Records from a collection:
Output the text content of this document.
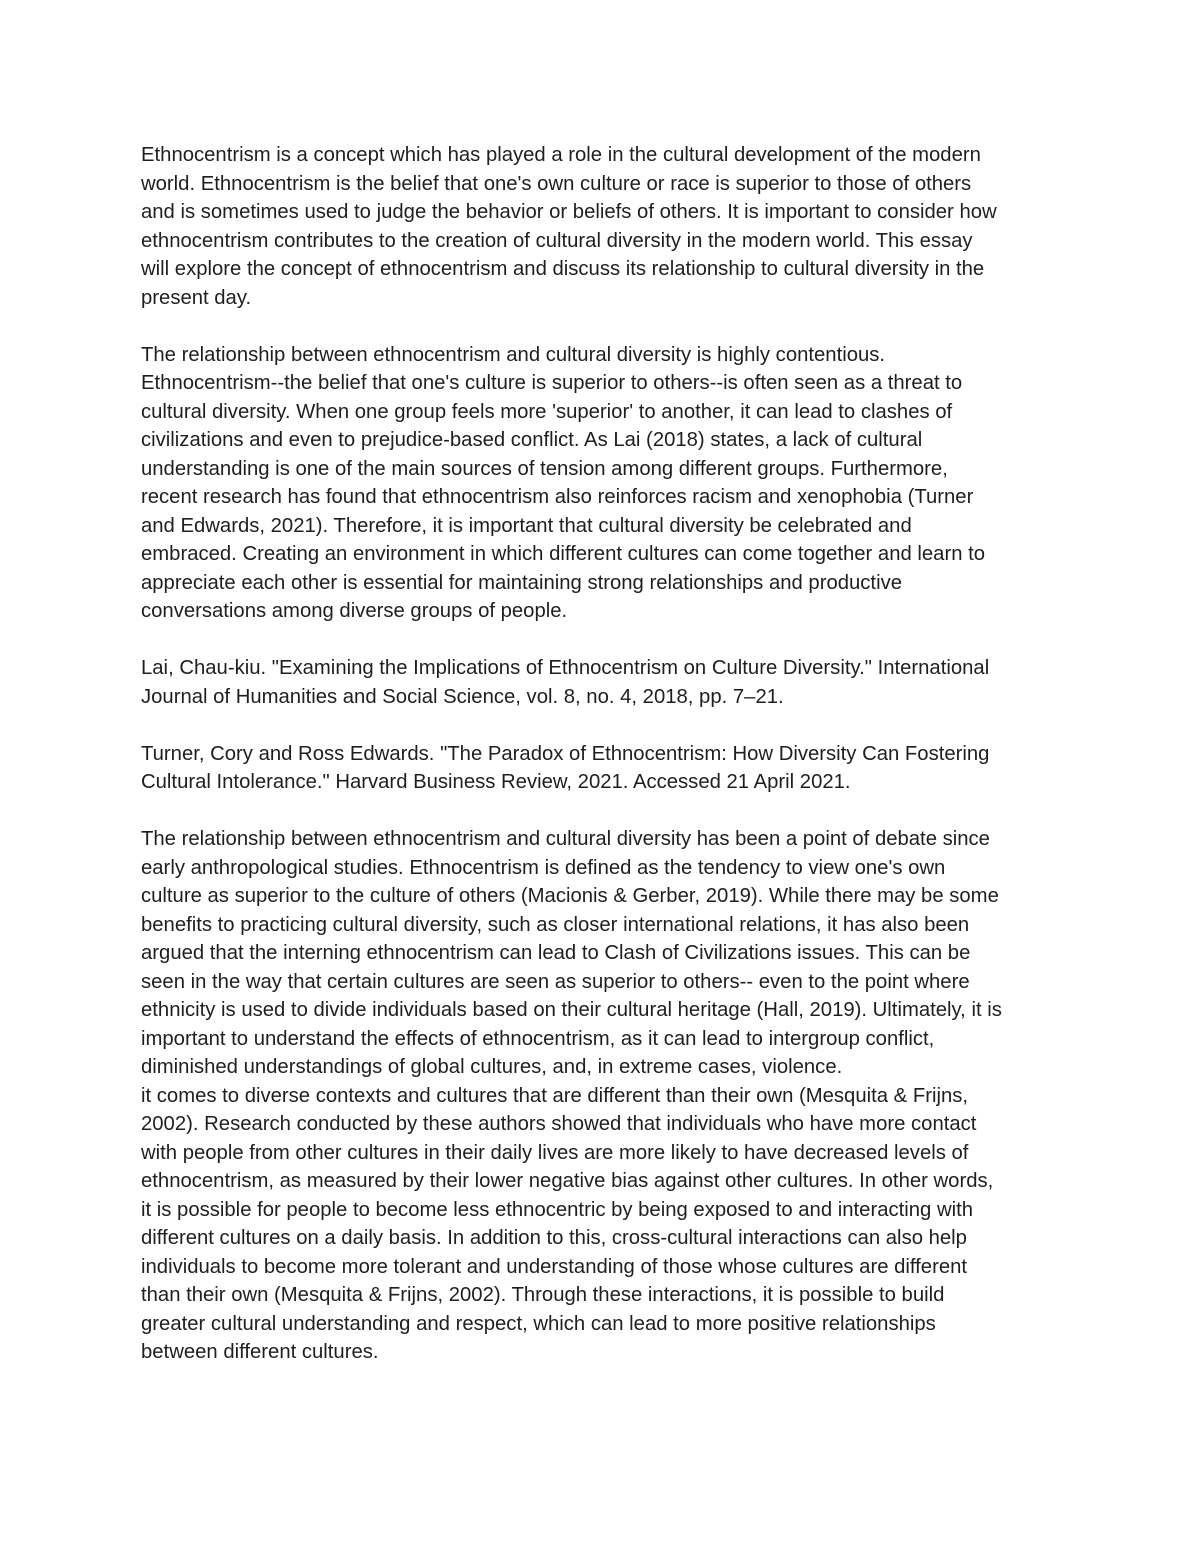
Ethnocentrism is a concept which has played a role in the cultural development of the modern
world. Ethnocentrism is the belief that one's own culture or race is superior to those of others
and is sometimes used to judge the behavior or beliefs of others. It is important to consider how
ethnocentrism contributes to the creation of cultural diversity in the modern world. This essay
will explore the concept of ethnocentrism and discuss its relationship to cultural diversity in the
present day.
The relationship between ethnocentrism and cultural diversity is highly contentious.
Ethnocentrism--the belief that one's culture is superior to others--is often seen as a threat to
cultural diversity. When one group feels more 'superior' to another, it can lead to clashes of
civilizations and even to prejudice-based conflict. As Lai (2018) states, a lack of cultural
understanding is one of the main sources of tension among different groups. Furthermore,
recent research has found that ethnocentrism also reinforces racism and xenophobia (Turner
and Edwards, 2021). Therefore, it is important that cultural diversity be celebrated and
embraced. Creating an environment in which different cultures can come together and learn to
appreciate each other is essential for maintaining strong relationships and productive
conversations among diverse groups of people.
Lai, Chau-kiu. "Examining the Implications of Ethnocentrism on Culture Diversity." International
Journal of Humanities and Social Science, vol. 8, no. 4, 2018, pp. 7–21.
Turner, Cory and Ross Edwards. "The Paradox of Ethnocentrism: How Diversity Can Fostering
Cultural Intolerance." Harvard Business Review, 2021. Accessed 21 April 2021.
The relationship between ethnocentrism and cultural diversity has been a point of debate since
early anthropological studies. Ethnocentrism is defined as the tendency to view one's own
culture as superior to the culture of others (Macionis & Gerber, 2019). While there may be some
benefits to practicing cultural diversity, such as closer international relations, it has also been
argued that the interning ethnocentrism can lead to Clash of Civilizations issues. This can be
seen in the way that certain cultures are seen as superior to others-- even to the point where
ethnicity is used to divide individuals based on their cultural heritage (Hall, 2019). Ultimately, it is
important to understand the effects of ethnocentrism, as it can lead to intergroup conflict,
diminished understandings of global cultures, and, in extreme cases, violence.
it comes to diverse contexts and cultures that are different than their own (Mesquita & Frijns,
2002). Research conducted by these authors showed that individuals who have more contact
with people from other cultures in their daily lives are more likely to have decreased levels of
ethnocentrism, as measured by their lower negative bias against other cultures. In other words,
it is possible for people to become less ethnocentric by being exposed to and interacting with
different cultures on a daily basis. In addition to this, cross-cultural interactions can also help
individuals to become more tolerant and understanding of those whose cultures are different
than their own (Mesquita & Frijns, 2002). Through these interactions, it is possible to build
greater cultural understanding and respect, which can lead to more positive relationships
between different cultures.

**TASK INSTRUCTIONS**
All lines holding the word "others" should be picked out and copied.

**SOLUTION FOR THIS PROBLEM**
world. Ethnocentrism is the belief that one's own culture or race is superior to those of others
and is sometimes used to judge the behavior or beliefs of others. It is important to consider how
Ethnocentrism--the belief that one's culture is superior to others--is often seen as a threat to
culture as superior to the culture of others (Macionis & Gerber, 2019). While there may be some
seen in the way that certain cultures are seen as superior to others-- even to the point where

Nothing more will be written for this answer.